■ Problem statement ■
Write the data out again, character for character, with no images.

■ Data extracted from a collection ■
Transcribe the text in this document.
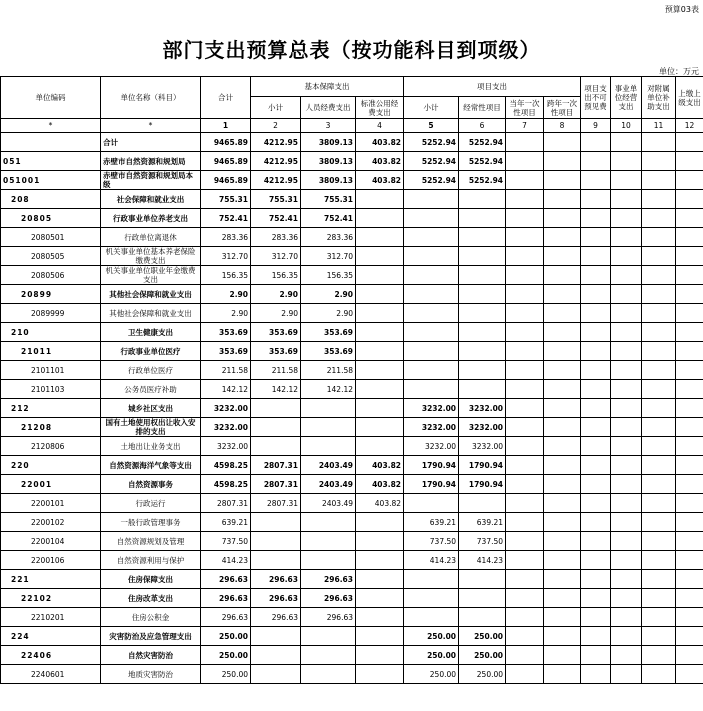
预算03表
部门支出预算总表（按功能科目到项级）
单位：万元
单位编码	单位名称（科目）	合计	基本保障支出			项目支出				项目支出不可预见费	事业单位经营支出	对附属单位补助支出	上缴上级支出
			小计	人员经费支出	标准公用经费支出	小计	经常性项目	当年一次性项目	跨年一次性项目				
*	*	1	2	3	4	5	6	7	8	9	10	11	12
	合计	9465.89	4212.95	3809.13	403.82	5252.94	5252.94						
051	赤壁市自然资源和规划局	9465.89	4212.95	3809.13	403.82	5252.94	5252.94						
051001	赤壁市自然资源和规划局本级	9465.89	4212.95	3809.13	403.82	5252.94	5252.94						
208	社会保障和就业支出	755.31	755.31	755.31									
20805	行政事业单位养老支出	752.41	752.41	752.41									
2080501	行政单位离退休	283.36	283.36	283.36									
2080505	机关事业单位基本养老保险缴费支出	312.70	312.70	312.70									
2080506	机关事业单位职业年金缴费支出	156.35	156.35	156.35									
20899	其他社会保障和就业支出	2.90	2.90	2.90									
2089999	其他社会保障和就业支出	2.90	2.90	2.90									
210	卫生健康支出	353.69	353.69	353.69									
21011	行政事业单位医疗	353.69	353.69	353.69									
2101101	行政单位医疗	211.58	211.58	211.58									
2101103	公务员医疗补助	142.12	142.12	142.12									
212	城乡社区支出	3232.00				3232.00	3232.00						
21208	国有土地使用权出让收入安排的支出	3232.00				3232.00	3232.00						
2120806	土地出让业务支出	3232.00				3232.00	3232.00						
220	自然资源海洋气象等支出	4598.25	2807.31	2403.49	403.82	1790.94	1790.94						
22001	自然资源事务	4598.25	2807.31	2403.49	403.82	1790.94	1790.94						
2200101	行政运行	2807.31	2807.31	2403.49	403.82								
2200102	一般行政管理事务	639.21				639.21	639.21						
2200104	自然资源规划及管理	737.50				737.50	737.50						
2200106	自然资源利用与保护	414.23				414.23	414.23						
221	住房保障支出	296.63	296.63	296.63									
22102	住房改革支出	296.63	296.63	296.63									
2210201	住房公积金	296.63	296.63	296.63									
224	灾害防治及应急管理支出	250.00				250.00	250.00						
22406	自然灾害防治	250.00				250.00	250.00						
2240601	地质灾害防治	250.00				250.00	250.00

■ Correct result ■
Transcribe the text in this document.
预算03表
部门支出预算总表（按功能科目到项级）
单位：万元
单位编码	单位名称（科目）	合计	基本保障支出			项目支出				项目支出不可预见费	事业单位经营支出	对附属单位补助支出	上缴上级支出
			小计	人员经费支出	标准公用经费支出	小计	经常性项目	当年一次性项目	跨年一次性项目				
*	*	1	2	3	4	5	6	7	8	9	10	11	12
	合计	9465.89	4212.95	3809.13	403.82	5252.94	5252.94						
051	赤壁市自然资源和规划局	9465.89	4212.95	3809.13	403.82	5252.94	5252.94						
051001	赤壁市自然资源和规划局本级	9465.89	4212.95	3809.13	403.82	5252.94	5252.94						
208	社会保障和就业支出	755.31	755.31	755.31									
20805	行政事业单位养老支出	752.41	752.41	752.41									
2080501	行政单位离退休	283.36	283.36	283.36									
2080505	机关事业单位基本养老保险缴费支出	312.70	312.70	312.70									
2080506	机关事业单位职业年金缴费支出	156.35	156.35	156.35									
20899	其他社会保障和就业支出	2.90	2.90	2.90									
2089999	其他社会保障和就业支出	2.90	2.90	2.90									
210	卫生健康支出	353.69	353.69	353.69									
21011	行政事业单位医疗	353.69	353.69	353.69									
2101101	行政单位医疗	211.58	211.58	211.58									
2101103	公务员医疗补助	142.12	142.12	142.12									
212	城乡社区支出	3232.00				3232.00	3232.00						
21208	国有土地使用权出让收入安排的支出	3232.00				3232.00	3232.00						
2120806	土地出让业务支出	3232.00				3232.00	3232.00						
220	自然资源海洋气象等支出	4598.25	2807.31	2403.49	403.82	1790.94	1790.94						
22001	自然资源事务	4598.25	2807.31	2403.49	403.82	1790.94	1790.94						
2200101	行政运行	2807.31	2807.31	2403.49	403.82								
2200102	一般行政管理事务	639.21				639.21	639.21						
2200104	自然资源规划及管理	737.50				737.50	737.50						
2200106	自然资源利用与保护	414.23				414.23	414.23						
221	住房保障支出	296.63	296.63	296.63									
22102	住房改革支出	296.63	296.63	296.63									
2210201	住房公积金	296.63	296.63	296.63									
224	灾害防治及应急管理支出	250.00				250.00	250.00						
22406	自然灾害防治	250.00				250.00	250.00						
2240601	地质灾害防治	250.00				250.00	250.00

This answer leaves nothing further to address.